====== Excerpt provided

Thanks, Jane.  A few observations on the Trail:

I grew up on and just north of the Lake Ontario shore east of Toronto (Cobourg-Peterborough area, including Northumberland County), and have a deep affection for the landscapes.

So, I was tickled to see the Waterfront Trail assembled and signposted.

I haven't cycled the length of the Trail as such, although I did cover the Oshawa-to-Kingston section on my tour of east/central Ontario in 2017. (If you're interested, that's posted on CycleBlaze, here: https://www.cycleblaze.com/journals/ontario1/) At other times, I've ridden the Trail east of Kingston to Prescott; and have cycled that part of the Trail on the Hamilton-to-Burlington waterfront west of  Toronto; and the trail east of Cornwall to the western outskirts of Montréal.

Summary suggestions:

1)  +1 for Lyle's recommendation on the Long Sault parkway.

2)   I deliberately avoided the Toronto section of the Trail on my 2017 ride, choosing instead to take the GO Train from Union Station to Oshawa (See the details in the journal above.).  I've lived in Tronna and have visited it (far too) many times in recent years.  It is a Big Sprawling Sub/Urban Blob.  Its suburban and peri-urban areas especially are dominated by motor vehicles and not very friendly to cyclists or pedestrians.  OTOH, if you're coming from Niagara, and you're going to cycle through the city, then the Trail is the best way to do it.

============

● **To do**:
**a)** In the post about the Waterfront Trail, how did the writer avoid the Toronto section on the 2017 ride?
**b)** Update the Waterfront Trail post from "2)   I deliberately" to "way to do it.", replacing "GO Train" with "commuter train".
**c)** Continue the post about cycling the Waterfront Trail after its last sentence.

====== Dataset records

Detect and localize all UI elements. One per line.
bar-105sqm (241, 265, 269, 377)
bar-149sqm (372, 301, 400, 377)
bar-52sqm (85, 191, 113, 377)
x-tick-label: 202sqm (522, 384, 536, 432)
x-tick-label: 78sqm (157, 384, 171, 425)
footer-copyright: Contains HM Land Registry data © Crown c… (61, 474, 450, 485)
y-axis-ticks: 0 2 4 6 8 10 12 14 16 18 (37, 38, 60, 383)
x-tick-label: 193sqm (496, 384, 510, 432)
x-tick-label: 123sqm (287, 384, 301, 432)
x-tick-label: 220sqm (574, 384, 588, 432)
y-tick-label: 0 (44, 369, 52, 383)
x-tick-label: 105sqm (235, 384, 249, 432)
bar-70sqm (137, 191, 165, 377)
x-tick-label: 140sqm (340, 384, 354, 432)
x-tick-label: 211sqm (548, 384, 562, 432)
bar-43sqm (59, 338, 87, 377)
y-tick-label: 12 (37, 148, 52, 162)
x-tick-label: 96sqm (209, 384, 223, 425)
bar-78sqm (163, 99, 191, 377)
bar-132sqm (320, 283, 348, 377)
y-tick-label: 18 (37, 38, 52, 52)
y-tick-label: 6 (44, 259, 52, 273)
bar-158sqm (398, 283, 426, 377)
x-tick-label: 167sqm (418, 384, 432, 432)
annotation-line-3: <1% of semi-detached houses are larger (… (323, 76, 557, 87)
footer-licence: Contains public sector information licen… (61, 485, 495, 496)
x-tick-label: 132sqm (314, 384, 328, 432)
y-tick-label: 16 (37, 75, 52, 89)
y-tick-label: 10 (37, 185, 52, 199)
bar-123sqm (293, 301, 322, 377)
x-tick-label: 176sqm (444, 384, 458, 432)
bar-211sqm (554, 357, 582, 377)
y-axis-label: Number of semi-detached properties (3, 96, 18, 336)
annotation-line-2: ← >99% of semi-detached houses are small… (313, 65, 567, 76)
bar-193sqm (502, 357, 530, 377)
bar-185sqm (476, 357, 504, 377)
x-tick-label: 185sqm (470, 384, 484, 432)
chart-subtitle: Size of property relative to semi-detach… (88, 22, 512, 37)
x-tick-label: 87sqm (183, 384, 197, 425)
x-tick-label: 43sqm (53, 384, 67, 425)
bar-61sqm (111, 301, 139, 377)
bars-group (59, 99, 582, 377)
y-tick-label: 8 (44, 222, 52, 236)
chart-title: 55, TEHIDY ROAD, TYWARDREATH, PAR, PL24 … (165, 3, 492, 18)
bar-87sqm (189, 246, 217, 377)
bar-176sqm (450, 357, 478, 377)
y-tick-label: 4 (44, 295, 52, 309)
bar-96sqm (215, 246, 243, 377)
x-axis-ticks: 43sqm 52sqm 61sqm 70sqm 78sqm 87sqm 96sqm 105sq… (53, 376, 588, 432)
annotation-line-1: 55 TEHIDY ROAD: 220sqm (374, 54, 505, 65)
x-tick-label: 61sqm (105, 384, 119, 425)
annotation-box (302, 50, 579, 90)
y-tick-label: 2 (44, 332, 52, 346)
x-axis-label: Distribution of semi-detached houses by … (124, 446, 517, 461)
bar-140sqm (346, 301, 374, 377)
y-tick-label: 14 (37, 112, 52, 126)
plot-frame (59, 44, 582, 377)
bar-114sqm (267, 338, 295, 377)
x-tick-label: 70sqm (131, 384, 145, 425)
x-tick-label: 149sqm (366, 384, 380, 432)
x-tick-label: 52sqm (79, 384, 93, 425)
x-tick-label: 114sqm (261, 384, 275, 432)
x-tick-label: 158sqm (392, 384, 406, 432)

============

● **Expected answers**:
**a)** The writer took the GO Train from Union Station to Oshawa.

**b)**
2)   I deliberately avoided the Toronto section of the Trail on my 2017 ride, choosing instead to take the commuter train from Union Station to Oshawa (See the details in the journal above.).  I've lived in Tronna and have visited it (far too) many times in recent years.  It is a Big Sprawling Sub/Urban Blob.  Its suburban and peri-urban areas especially are dominated by motor vehicles and not very friendly to cyclists or pedestrians.  OTOH, if you're coming from Niagara, and you're going to cycle through the city, then the Trail is the best way to do it.

**c)**
3)   At Brighton, a couple of days' ride east of Toronto, the Trail splits: The right-hand fork takes you to Prince Edward County, and the left fork goes on Hwy 2 along the Bay of Quinte to Trenton and Belleville.  I highly recommend spending a few days in the County.  Bucolic scenery, lotsa B & B's, lots of cycling routes, sand dunes, and--surprise!--first-rate food and wine.  The Black River Cheese factory makes & sells the best old cheddar I have ever tasted. Unfortunately, the factory has been taken over by a Montreal-based conglomerate, and now they no longer sell the 8-year-old cheddar. (Takes up too much valuable storage space.) The five-year-old is still better than anything else I've ever tasted, and very occasionally they have the 6-year-old. There's a good bike shop in the small village of Bloomfield, the Bloomfield Bicycle Company. They have sussed out the County's routes, and will send you a very good paper map. Here's the link, and you can see the map on the home page: http://www.bloomfieldbicycle.c...

4)  From the County, you can take a variety of routes east to Kingston. The shore road, Hwy 33, is the most straightforward & common route. It can be busy in tourist season, but the surface and shoulder are generally good, and mid-week, it's not too bad.

Hope that's helpful, Jane.  don't hesitate to get in touch if you have questions, etc.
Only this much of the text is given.